Raw records:
•••••

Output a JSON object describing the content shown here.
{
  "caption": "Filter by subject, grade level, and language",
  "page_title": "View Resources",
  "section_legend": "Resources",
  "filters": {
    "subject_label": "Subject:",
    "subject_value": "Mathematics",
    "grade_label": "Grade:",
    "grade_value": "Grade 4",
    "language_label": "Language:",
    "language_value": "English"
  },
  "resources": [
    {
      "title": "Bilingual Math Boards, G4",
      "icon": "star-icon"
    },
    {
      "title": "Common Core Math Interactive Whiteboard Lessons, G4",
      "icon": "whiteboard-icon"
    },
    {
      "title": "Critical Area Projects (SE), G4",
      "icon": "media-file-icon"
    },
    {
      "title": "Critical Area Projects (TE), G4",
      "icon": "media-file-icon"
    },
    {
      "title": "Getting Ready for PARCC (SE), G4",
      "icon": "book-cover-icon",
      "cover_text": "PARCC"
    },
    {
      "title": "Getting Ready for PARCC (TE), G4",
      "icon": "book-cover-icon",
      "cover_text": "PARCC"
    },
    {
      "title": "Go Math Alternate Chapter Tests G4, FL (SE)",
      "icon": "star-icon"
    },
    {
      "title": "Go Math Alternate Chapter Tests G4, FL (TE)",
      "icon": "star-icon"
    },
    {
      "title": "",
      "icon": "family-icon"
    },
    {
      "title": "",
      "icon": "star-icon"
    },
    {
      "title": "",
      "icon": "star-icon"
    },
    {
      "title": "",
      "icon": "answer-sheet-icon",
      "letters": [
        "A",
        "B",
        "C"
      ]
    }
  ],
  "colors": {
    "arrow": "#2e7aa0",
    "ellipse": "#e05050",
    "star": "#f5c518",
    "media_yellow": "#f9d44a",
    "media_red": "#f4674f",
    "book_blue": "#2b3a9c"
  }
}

•••••

• **Goal of the exercise**: Pull every line containing the word "Projects" out of the entries above.

• **Complete output**:
      "title": "Critical Area Projects (SE), G4",
      "title": "Critical Area Projects (TE), G4",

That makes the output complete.